SOURCE PASSAGE =>
----------------

[Date Prev][Date Next][Thread Prev][Thread Next][Date Index][Thread Index]

RE: Purposeful Parity control



> 1.  Is there some reason why it is felt that the PCI bus is more
> susceptible to single bit failures then the rest of the data 
> paths in the
> machine?  

Yes, but let's qualify that further by saying "more suseptible than _some_
other data paths"; there are connectors (connector junctions are more prone
to failure than fixed connections) on the bus, and it is meant to accept a
wide variety of 3rd party components that have relatively strict design
requirements to ensure signal integrity (but they may not necessarily be
designed or manufactured to the highest quality).

> How about verfication of hardware control lines 
> (PCI included)?
> are they less likely to fail?  

No, but a control line failure is often more readily apparent than a single
bit failure. 

> Maybe it could be argued that 
> it is better
> to have some detection capability rather than none.  I have always
> suspected that parity and EDC (error detection and 
> correction) existed on
> buses because of the possibility of single point upsets in 
> memory devices
> (specifically DRAM).  Since the PCI bus does not connect 
> directly to memory
> chips, I would argue that the PCI device which interfaces to 
> this type of
> memory is the one who should implement the EDC/Parity algorithm.

A single bit failure can occur anywhere in a data path, not just inside a
memory device.


> 2.  If we are talking about the desktop, my suspicion is that the
> likelihood of a serious system problem due to a software 
> crash (either OS
> or application) is orders of magnitude more likely than a PCI data bus
> parity error.  I think that the same argument might be made for most
> embedded systems (except possibly those whose software has 
> been tested very
> rigorously (e.g. formal verification)).

----------------

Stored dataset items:

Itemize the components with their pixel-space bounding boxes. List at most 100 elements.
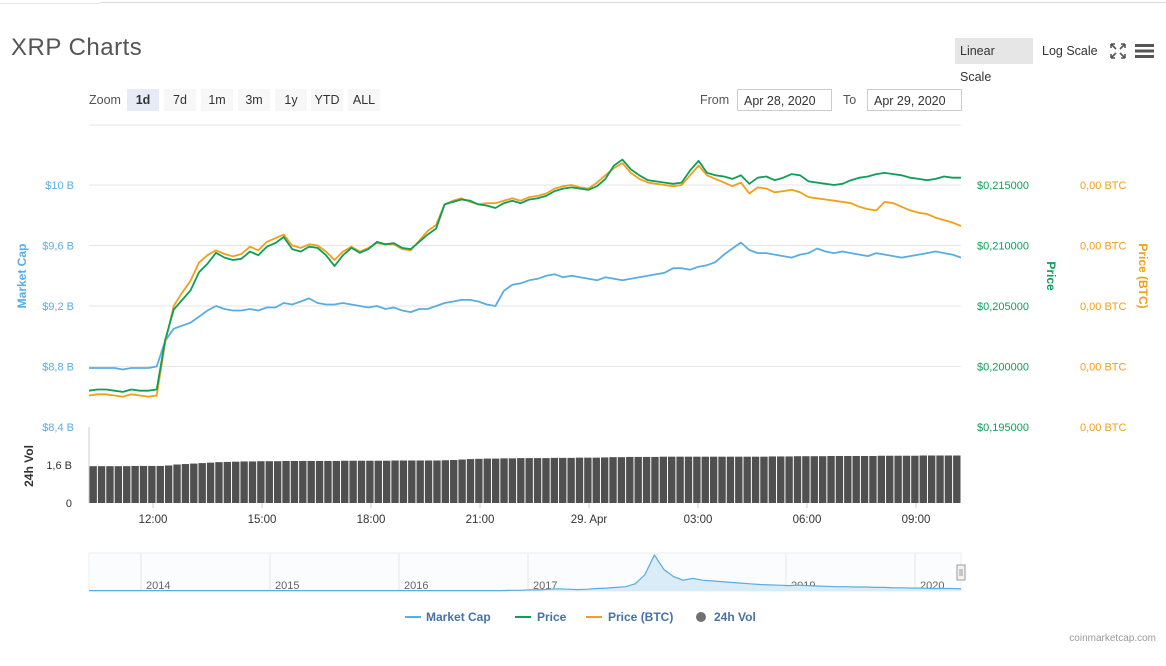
x-axis-tick: 21:00 [466, 514, 495, 526]
legend-volume-marker [696, 612, 706, 622]
volume-bar [718, 456, 726, 503]
volume-bar [366, 460, 374, 503]
volume-bar [835, 455, 844, 503]
volume-bar [106, 466, 114, 503]
volume-bar [441, 460, 450, 503]
zoom-ytd-button[interactable]: YTD [311, 89, 343, 111]
volume-bar [173, 464, 181, 503]
volume-bar [433, 460, 441, 503]
volume-bar [634, 456, 642, 503]
price-btc-tick: 0,00 BTC [1080, 422, 1127, 434]
price-btc-line [88, 162, 962, 398]
volume-bar [860, 455, 869, 503]
legend-price-btc: Price (BTC) [608, 610, 673, 624]
volume-bar [89, 466, 97, 503]
volume-bar [357, 460, 366, 503]
zoom-1d-button[interactable]: 1d [127, 89, 159, 111]
log-scale-button[interactable]: Log Scale [1042, 44, 1098, 58]
x-axis-tick: 29. Apr [571, 514, 608, 526]
zoom-1m-button[interactable]: 1m [201, 89, 233, 111]
volume-bar [609, 457, 617, 503]
price-btc-tick: 0,00 BTC [1080, 301, 1127, 313]
volume-bar [751, 456, 760, 503]
volume-bar [844, 455, 852, 503]
price-tick: $0,205000 [977, 301, 1029, 313]
volume-bar [600, 457, 609, 503]
volume-bar [592, 457, 600, 503]
legend-volume: 24h Vol [714, 610, 756, 624]
volume-bar [408, 460, 416, 503]
volume-bar [676, 456, 684, 503]
volume-bar [735, 456, 743, 503]
volume-bar [265, 461, 273, 503]
volume-bar [911, 455, 919, 503]
legend-market-cap: Market Cap [426, 610, 491, 624]
market-cap-tick: $10 B [45, 180, 74, 192]
volume-bar [391, 460, 399, 503]
volume-bar [190, 463, 198, 503]
linear-scale-button[interactable]: Linear Scale [955, 38, 1033, 84]
x-axis-tick: 15:00 [248, 514, 277, 526]
volume-bar [575, 457, 584, 503]
credit-link[interactable]: coinmarketcap.com [1069, 633, 1156, 644]
volume-bar [97, 466, 106, 503]
volume-bar [642, 456, 651, 503]
volume-bar [483, 458, 491, 503]
volume-bar [450, 460, 458, 503]
zoom-7d-button[interactable]: 7d [164, 89, 196, 111]
volume-bar [508, 458, 517, 503]
volume-bar [701, 456, 709, 503]
volume-bar [307, 460, 315, 503]
volume-bar [567, 457, 575, 503]
market-cap-line [89, 241, 962, 371]
to-date-input[interactable]: Apr 29, 2020 [867, 89, 962, 111]
market-cap-tick: $8,8 B [42, 362, 74, 374]
x-axis-tick: 12:00 [139, 514, 168, 526]
volume-bar [668, 456, 676, 503]
zoom-label: Zoom [89, 93, 121, 107]
from-date-input[interactable]: Apr 28, 2020 [737, 89, 832, 111]
price-btc-tick: 0,00 BTC [1080, 241, 1127, 253]
volume-bar [232, 461, 240, 503]
hamburger-menu-icon[interactable] [1135, 43, 1155, 59]
navigator-year-label: 2019 [791, 580, 815, 592]
volume-bar [869, 455, 877, 503]
volume-bar [181, 464, 190, 503]
volume-bar [902, 455, 911, 503]
price-btc-tick: 0,00 BTC [1080, 180, 1127, 192]
volume-bar [953, 455, 961, 503]
navigator-year-label: 2016 [404, 580, 428, 592]
volume-bar [131, 465, 139, 503]
market-cap-tick: $9,2 B [42, 301, 74, 313]
volume-bar [877, 455, 886, 503]
navigator-line [89, 553, 962, 592]
volume-bar [894, 455, 902, 503]
zoom-3m-button[interactable]: 3m [238, 89, 270, 111]
volume-bar [617, 457, 626, 503]
volume-bar [399, 460, 408, 503]
volume-bar [810, 456, 818, 503]
price-tick: $0,210000 [977, 241, 1029, 253]
x-axis-tick: 03:00 [684, 514, 713, 526]
volume-bar [709, 456, 718, 503]
volume-bar [215, 462, 223, 503]
zoom-all-button[interactable]: ALL [348, 89, 380, 111]
volume-bar [542, 458, 550, 503]
price-axis-title: Price [1044, 261, 1058, 291]
volume-bar [273, 461, 282, 503]
volume-bar [349, 460, 357, 503]
zoom-1y-button[interactable]: 1y [275, 89, 307, 111]
price-btc-tick: 0,00 BTC [1080, 362, 1127, 374]
volume-bar [693, 456, 701, 503]
volume-bar [550, 457, 559, 503]
volume-bar [416, 460, 424, 503]
fullscreen-icon[interactable] [1110, 43, 1126, 59]
volume-bar [466, 459, 475, 503]
volume-bar [282, 460, 290, 503]
volume-axis-title: 24h Vol [22, 445, 36, 487]
volume-bar [852, 455, 860, 503]
volume-bar [793, 456, 802, 503]
volume-bar [382, 460, 391, 503]
volume-bar [777, 456, 785, 503]
volume-bar [760, 456, 768, 503]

----------------

WHAT THIS TASK INVOLVES =>
Pick up the mailing-list thread on PCI bus parity checking and continue it from its last line.

EXERCISE OUTPUT =>
Consider the question of how much of these intermittent, undiagnosed system
crashes may actually be caused by flakey hardware.  I've heard of systems
being tossed out by frustrated Hardware Quality Lab engineers when they
finally prove that a system is or has become flaky (I'm refering to bad data
tranfers in particular).  How many manufactures don't send their machines to
rigorous HQLs?  In the cost-consious personal computer market, parity and
other error detection schemes are disappearing, and instead, (my theory)
allows the small number of errors to exist with the assumption that the user
will restart the system often and so not notice a cumulative effect of
errors.
-- BrooksL


> Lame Brooks-G14738 <Brooks_Lame-G14738@email.mot.com> on 04/17/2001
> 01:46:52 PM
> 
> To:   "PCISIG List (E-mail)" <pci-sig@znyx.com>
> cc:   "'Dimiter Popoff'" <tgi@bulnet.bg>
> 
> Subject:  Purposeful Parity control RE: PCI Politics (was RE: 
> why Target
>       cannot change its mind)
> 
> 
> > Why was the parity control necessary for a chip-to-chip bus?
> 
> For the same reason it's necessary in other reliable, high-speed data
> transfer mechanisms - it is very easy for single bit errors 
> to sneak in, be
> they due to design margin, bad components, external 
> influence, or whatever,
> and without some bandwidth-efficient, cost-effective 
> detection method, a
> single bit error could easily run undetected for a while and 
> worm its way
> into causing system instability.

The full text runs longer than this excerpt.